As the Friday evening rush hour traffic began to clog the streets around Dupont Circle, a group of more than 50 bikers began their ride to bring greater visibility and acceptance to alternate forms of transportation in the District.
Critical Mass D.C. is a movement of bikers who ride through downtown streets during Friday rush hour once a month to discourage commuters from driving to work and to protest the lack of consideration given to bikers by automobile drivers.
“D.C. is a bike friendly town, but some drivers just don’t give us equal rights on the road,” said Carlos Galloway, a resident of the District.
Dan Mulligan, a bike courier from Columbia Heights, who has been hit by a car four times in the last year, said such accidents are “common” for him and coworkers.
Despite the potential hazards of riding a bike in the District, Bicycling Magazine named D.C. as the “Most Improved City” for bicycling in the nation.
“We’re keeping our promise to make the District more bicycle-friendly,” said Mayor Adrian Fenty in a news release this month that touted the installation of the city’s 1000th bike rack.
While the District continues to take steps to encourage biking in the city, students at GW have been frustrated by the lack of resources for the large population of bicyclists on campus.
The University has 14 bikes racks spread throughout the Foggy Bottom campus, but many of them are often filled to capacity.
“I bike everyday and I usually park my bike on street signs because the bike racks are usually full,” said junior Morgan Kaplan.

▬▬▬

#### Tasks for this exercise:
- 1) Output the passage of the article on biking in the District between "Critical Mass D.C." and "by automobile drivers.", inclusive, copying it word for word.
- 2) Pick up the article on biking in the District after its final sentence and keep writing.

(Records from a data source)
▬▬▬

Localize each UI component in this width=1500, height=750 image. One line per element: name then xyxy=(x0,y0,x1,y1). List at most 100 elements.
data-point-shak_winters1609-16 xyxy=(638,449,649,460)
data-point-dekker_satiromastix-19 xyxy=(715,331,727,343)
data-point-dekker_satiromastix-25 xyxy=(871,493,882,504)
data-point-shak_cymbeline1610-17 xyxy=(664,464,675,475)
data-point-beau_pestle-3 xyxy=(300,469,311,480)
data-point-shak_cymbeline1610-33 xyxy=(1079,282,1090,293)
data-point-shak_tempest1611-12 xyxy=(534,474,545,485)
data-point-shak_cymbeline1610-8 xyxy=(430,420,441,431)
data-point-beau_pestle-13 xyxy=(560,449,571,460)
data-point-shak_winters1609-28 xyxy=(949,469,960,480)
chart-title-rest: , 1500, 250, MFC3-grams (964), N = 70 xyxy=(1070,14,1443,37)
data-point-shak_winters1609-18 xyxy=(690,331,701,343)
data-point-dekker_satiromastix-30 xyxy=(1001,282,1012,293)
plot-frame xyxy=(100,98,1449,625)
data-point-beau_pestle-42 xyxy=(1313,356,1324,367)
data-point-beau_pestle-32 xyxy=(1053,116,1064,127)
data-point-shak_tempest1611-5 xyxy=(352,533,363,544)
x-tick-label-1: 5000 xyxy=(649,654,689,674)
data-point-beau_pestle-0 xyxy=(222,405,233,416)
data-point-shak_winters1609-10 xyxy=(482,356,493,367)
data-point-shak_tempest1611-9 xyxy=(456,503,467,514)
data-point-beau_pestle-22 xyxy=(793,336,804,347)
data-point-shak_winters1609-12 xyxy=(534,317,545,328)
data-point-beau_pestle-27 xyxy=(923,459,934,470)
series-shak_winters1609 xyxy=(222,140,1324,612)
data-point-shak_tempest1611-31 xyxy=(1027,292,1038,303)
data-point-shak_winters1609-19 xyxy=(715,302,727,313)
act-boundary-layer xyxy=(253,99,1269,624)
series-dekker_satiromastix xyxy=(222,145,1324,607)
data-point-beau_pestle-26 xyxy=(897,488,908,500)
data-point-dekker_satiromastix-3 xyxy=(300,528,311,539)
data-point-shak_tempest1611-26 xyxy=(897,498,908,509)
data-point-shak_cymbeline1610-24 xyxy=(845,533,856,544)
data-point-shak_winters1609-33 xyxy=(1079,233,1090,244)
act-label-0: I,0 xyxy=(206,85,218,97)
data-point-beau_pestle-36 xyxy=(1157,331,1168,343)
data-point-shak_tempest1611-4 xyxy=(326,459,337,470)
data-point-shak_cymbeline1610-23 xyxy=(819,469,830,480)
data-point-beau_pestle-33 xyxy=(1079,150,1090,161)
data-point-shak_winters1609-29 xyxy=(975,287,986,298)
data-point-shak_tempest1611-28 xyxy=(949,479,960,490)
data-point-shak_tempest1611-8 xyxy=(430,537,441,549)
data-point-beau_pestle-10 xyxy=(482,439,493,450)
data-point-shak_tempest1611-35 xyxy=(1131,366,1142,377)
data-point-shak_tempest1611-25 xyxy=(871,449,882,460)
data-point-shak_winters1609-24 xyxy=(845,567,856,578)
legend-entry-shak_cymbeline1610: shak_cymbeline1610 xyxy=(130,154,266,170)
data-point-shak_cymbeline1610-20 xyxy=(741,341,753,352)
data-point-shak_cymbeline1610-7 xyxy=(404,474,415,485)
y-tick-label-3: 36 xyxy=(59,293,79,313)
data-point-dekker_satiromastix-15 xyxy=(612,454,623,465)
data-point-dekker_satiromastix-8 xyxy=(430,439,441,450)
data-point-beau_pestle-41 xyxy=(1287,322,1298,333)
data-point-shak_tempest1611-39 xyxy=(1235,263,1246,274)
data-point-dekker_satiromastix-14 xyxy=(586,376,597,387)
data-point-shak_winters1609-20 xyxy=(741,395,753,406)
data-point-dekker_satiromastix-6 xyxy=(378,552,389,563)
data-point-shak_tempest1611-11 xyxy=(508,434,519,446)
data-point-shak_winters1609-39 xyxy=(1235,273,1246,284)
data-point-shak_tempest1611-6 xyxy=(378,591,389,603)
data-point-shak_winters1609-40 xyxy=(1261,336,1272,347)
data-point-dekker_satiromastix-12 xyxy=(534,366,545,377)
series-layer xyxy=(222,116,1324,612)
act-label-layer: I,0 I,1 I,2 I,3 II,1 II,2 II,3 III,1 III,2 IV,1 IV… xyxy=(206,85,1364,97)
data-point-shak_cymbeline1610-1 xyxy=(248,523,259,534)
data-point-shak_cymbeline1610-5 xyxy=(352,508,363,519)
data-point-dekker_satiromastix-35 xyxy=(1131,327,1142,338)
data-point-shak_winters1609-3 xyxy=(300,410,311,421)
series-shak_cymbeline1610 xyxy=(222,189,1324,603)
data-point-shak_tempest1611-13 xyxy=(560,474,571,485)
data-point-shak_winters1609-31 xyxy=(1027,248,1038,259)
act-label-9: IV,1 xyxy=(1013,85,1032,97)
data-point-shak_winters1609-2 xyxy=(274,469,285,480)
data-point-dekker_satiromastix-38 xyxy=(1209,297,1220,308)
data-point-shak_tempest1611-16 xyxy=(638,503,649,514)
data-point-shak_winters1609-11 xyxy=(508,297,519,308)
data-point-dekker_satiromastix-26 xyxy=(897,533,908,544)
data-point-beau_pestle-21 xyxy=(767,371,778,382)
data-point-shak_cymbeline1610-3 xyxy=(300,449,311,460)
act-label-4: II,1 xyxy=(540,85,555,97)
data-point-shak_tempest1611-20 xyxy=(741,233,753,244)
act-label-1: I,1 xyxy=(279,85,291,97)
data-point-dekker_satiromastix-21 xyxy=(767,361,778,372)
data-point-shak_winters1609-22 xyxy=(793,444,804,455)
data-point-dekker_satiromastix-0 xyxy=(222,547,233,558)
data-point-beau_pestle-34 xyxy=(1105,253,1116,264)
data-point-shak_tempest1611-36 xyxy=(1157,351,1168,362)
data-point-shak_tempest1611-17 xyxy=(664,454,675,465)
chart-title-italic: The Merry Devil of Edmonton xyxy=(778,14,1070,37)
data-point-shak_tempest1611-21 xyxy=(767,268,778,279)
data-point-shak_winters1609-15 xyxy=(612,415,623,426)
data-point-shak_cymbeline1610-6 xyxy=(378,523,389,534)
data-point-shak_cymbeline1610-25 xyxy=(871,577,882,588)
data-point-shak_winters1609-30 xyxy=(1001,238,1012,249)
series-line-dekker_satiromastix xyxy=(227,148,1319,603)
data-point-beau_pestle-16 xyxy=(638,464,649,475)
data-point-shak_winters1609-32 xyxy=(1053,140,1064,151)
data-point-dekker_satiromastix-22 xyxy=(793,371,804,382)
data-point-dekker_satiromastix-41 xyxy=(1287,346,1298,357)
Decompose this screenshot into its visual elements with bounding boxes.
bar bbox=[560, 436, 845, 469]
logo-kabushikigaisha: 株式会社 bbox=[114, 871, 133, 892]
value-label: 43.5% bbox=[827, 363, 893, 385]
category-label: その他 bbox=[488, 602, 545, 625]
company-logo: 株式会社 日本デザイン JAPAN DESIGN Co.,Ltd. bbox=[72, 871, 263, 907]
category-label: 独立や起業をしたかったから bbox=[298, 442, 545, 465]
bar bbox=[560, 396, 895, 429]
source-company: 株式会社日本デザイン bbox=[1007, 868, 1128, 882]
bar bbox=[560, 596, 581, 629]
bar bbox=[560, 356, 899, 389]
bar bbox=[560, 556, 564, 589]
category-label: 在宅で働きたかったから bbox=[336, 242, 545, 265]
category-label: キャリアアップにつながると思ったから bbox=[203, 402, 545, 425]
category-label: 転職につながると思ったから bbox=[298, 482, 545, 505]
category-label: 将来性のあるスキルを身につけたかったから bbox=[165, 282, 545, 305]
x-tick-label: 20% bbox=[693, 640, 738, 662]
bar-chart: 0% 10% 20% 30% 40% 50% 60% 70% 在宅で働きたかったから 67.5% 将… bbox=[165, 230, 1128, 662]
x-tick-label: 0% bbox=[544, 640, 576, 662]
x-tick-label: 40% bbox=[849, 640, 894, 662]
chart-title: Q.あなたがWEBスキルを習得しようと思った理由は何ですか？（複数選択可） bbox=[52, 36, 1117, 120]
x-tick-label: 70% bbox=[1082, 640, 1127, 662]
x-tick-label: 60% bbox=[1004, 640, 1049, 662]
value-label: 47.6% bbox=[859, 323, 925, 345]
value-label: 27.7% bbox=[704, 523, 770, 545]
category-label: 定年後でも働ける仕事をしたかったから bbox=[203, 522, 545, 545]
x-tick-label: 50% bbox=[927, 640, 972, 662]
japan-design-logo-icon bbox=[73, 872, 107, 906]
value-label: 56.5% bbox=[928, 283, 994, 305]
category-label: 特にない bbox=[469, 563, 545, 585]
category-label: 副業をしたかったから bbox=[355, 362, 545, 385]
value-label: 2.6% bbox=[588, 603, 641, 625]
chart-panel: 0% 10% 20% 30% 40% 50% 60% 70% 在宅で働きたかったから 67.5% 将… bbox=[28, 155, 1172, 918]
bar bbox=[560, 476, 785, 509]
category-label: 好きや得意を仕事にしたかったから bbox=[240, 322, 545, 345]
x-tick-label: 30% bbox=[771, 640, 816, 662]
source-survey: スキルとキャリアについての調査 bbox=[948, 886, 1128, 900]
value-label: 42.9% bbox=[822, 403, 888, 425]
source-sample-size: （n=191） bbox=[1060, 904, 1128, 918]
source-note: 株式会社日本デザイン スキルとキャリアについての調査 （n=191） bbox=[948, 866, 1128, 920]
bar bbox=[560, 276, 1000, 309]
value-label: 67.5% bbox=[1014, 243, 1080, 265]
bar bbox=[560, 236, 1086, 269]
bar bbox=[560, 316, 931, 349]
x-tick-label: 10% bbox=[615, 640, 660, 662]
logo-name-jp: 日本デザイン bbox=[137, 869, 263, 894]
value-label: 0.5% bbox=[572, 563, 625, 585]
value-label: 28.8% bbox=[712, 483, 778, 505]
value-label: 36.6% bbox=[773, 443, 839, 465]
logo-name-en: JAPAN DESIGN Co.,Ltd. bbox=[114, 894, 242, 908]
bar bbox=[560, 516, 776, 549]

▬▬▬

#### Answers for the tasks:
- 1)
Critical Mass D.C. is a movement of bikers who ride through downtown streets during Friday rush hour once a month to discourage commuters from driving to work and to protest the lack of consideration given to bikers by automobile drivers.

- 2)
“Efforts do continue to provide additional bike rack locations at other areas on the campus,” said Joshua Lasky, a Presidential Administrative Fellow at GW’s Office of Sustainability. “In the interim, the University does respond to individual requests regarding additional capacity and makes its best efforts to continue to meet needs as they arise.”
GW’s campus plan proposes the installation of additional bike racks in the upcoming year, but District Department of Transportation Bicycle Program Specialist Mike Goodno said the current facilities are not sufficient.
“GW needs a lot more bike racks and I think that they need to go ahead and pursue that,” Goodno said.
Beginning in August, SmartBike, a bicycle sharing program similar to Zipcar, began operating 10 stations located in high traffic areas around D.C., including the Foggy Bottom Metro Station. The District is the first city in North America to have such a program, which has 900 members so far.
Martina Schmidt, director of Clear Channel Outdoor’s SmartBike Program, said, “We feel that D.C. is a very good place for a bike share program due to the District government’s efforts to increase dedicated bike lanes and to make bicycling safer, to only name a few.”